**EXERCISE OBJECTIVE:**
Return the records that follow, matching each one exactly.

▼▼▼

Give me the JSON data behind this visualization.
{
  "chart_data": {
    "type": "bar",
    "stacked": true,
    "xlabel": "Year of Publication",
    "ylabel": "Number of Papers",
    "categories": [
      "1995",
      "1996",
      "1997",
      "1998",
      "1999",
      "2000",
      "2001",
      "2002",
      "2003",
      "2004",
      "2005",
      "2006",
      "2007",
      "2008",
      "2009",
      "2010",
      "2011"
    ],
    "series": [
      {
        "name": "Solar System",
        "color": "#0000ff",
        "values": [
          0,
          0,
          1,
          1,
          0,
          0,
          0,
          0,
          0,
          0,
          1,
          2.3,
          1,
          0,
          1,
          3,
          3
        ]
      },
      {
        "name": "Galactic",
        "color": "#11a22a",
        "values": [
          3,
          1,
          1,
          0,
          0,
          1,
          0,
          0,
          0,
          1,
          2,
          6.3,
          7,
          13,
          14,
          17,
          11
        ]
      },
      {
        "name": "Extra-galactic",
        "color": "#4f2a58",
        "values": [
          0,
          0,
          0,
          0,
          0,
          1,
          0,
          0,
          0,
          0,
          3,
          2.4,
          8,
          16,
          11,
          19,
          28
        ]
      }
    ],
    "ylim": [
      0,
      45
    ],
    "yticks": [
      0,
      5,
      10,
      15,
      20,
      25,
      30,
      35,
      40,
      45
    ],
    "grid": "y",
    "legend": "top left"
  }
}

▲▲▲

**COMPLETE OUTPUT:**
Give me the JSON data behind this visualization.
{
  "chart_data": {
    "type": "bar",
    "stacked": true,
    "xlabel": "Year of Publication",
    "ylabel": "Number of Papers",
    "categories": [
      "1995",
      "1996",
      "1997",
      "1998",
      "1999",
      "2000",
      "2001",
      "2002",
      "2003",
      "2004",
      "2005",
      "2006",
      "2007",
      "2008",
      "2009",
      "2010",
      "2011"
    ],
    "series": [
      {
        "name": "Solar System",
        "color": "#0000ff",
        "values": [
          0,
          0,
          1,
          1,
          0,
          0,
          0,
          0,
          0,
          0,
          1,
          2.3,
          1,
          0,
          1,
          3,
          3
        ]
      },
      {
        "name": "Galactic",
        "color": "#11a22a",
        "values": [
          3,
          1,
          1,
          0,
          0,
          1,
          0,
          0,
          0,
          1,
          2,
          6.3,
          7,
          13,
          14,
          17,
          11
        ]
      },
      {
        "name": "Extra-galactic",
        "color": "#4f2a58",
        "values": [
          0,
          0,
          0,
          0,
          0,
          1,
          0,
          0,
          0,
          0,
          3,
          2.4,
          8,
          16,
          11,
          19,
          28
        ]
      }
    ],
    "ylim": [
      0,
      45
    ],
    "yticks": [
      0,
      5,
      10,
      15,
      20,
      25,
      30,
      35,
      40,
      45
    ],
    "grid": "y",
    "legend": "top left"
  }
}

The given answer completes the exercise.